Begin ENTRIES PROVIDED

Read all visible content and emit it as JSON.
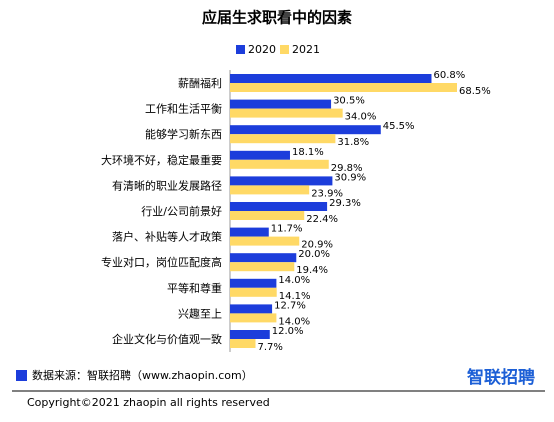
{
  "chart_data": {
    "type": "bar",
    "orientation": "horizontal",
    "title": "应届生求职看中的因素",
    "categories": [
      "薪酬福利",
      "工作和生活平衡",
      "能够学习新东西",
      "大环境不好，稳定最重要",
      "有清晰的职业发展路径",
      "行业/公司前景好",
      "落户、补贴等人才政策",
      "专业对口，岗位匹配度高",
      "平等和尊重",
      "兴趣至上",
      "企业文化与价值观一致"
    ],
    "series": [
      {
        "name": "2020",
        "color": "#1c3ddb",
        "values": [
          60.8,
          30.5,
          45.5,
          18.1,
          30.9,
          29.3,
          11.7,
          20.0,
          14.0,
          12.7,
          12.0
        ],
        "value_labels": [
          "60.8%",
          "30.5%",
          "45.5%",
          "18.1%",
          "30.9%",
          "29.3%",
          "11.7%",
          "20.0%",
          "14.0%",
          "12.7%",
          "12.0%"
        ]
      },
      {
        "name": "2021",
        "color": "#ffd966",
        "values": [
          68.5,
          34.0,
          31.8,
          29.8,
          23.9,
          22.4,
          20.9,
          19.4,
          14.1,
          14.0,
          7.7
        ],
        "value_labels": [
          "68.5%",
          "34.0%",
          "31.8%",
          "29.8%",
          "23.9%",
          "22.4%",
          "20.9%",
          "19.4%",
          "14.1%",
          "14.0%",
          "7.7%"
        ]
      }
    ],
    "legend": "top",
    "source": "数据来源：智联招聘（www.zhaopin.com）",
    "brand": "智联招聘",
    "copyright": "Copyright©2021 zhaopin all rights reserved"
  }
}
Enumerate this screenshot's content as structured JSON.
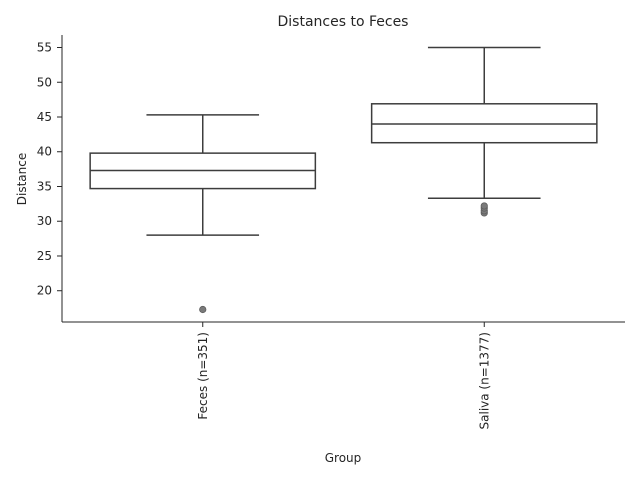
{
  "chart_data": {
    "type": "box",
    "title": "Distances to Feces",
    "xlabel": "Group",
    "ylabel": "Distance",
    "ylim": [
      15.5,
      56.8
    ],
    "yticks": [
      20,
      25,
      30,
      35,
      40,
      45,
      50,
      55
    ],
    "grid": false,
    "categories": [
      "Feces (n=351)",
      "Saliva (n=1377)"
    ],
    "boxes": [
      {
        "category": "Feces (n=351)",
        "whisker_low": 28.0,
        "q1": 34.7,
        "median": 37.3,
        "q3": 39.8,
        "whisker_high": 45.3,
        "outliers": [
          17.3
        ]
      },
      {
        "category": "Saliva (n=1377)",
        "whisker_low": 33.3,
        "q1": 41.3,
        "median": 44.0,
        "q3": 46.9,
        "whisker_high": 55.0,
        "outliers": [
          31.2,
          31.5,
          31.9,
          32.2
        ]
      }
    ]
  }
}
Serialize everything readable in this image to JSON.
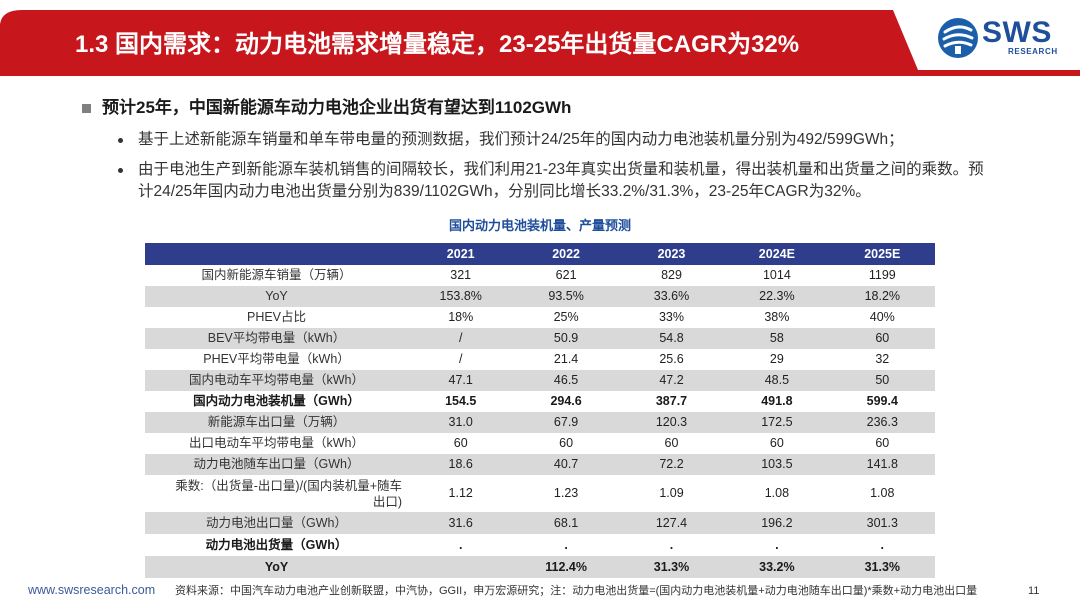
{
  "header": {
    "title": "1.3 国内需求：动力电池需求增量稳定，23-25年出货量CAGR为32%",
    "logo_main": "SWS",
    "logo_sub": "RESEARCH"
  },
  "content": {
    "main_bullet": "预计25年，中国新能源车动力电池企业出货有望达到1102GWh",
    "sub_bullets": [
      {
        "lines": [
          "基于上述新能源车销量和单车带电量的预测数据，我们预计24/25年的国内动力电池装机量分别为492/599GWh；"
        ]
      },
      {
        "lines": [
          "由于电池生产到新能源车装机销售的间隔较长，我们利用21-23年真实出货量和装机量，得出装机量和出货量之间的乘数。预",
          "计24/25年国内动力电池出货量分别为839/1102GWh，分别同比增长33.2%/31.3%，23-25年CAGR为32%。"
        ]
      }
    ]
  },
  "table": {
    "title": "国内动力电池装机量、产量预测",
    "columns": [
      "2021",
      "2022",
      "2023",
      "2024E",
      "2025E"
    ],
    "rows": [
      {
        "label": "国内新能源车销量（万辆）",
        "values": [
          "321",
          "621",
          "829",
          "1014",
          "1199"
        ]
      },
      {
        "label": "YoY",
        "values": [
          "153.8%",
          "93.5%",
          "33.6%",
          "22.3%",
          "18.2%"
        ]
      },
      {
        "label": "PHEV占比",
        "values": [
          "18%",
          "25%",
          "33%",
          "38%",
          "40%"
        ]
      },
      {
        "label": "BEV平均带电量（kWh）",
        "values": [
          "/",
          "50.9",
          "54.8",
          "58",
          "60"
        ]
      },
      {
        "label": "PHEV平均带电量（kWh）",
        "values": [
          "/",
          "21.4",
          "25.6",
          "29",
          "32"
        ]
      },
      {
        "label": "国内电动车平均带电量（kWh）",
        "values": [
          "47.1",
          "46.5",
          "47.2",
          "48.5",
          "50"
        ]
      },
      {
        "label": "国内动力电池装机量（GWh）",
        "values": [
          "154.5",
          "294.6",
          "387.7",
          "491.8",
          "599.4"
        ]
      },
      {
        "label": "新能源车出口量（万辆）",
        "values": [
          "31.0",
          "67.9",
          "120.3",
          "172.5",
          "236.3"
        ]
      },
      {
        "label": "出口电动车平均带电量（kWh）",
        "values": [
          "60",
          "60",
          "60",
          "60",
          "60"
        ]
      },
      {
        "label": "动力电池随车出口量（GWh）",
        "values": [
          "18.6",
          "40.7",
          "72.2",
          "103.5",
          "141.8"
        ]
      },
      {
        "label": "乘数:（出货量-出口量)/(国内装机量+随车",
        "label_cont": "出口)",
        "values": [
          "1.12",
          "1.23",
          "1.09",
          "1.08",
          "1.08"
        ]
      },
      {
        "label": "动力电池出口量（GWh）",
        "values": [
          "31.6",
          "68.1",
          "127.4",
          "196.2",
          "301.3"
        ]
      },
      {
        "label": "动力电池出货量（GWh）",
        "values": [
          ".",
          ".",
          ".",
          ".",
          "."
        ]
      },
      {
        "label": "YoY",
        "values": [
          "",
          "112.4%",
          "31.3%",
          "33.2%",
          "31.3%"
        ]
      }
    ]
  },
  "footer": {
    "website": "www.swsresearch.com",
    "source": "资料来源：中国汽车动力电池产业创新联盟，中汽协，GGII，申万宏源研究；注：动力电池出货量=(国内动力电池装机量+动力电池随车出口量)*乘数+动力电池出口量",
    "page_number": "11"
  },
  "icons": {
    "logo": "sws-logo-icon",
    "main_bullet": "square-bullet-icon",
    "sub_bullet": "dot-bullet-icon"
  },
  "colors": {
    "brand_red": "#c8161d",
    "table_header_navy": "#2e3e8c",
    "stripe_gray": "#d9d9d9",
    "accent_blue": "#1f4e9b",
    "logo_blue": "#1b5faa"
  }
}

End ENTRIES PROVIDED

Identify the lines above with the word "content". Copy them.

Read all visible content and emit it as JSON.
Enumerate this screenshot's content as structured JSON.
  "content": {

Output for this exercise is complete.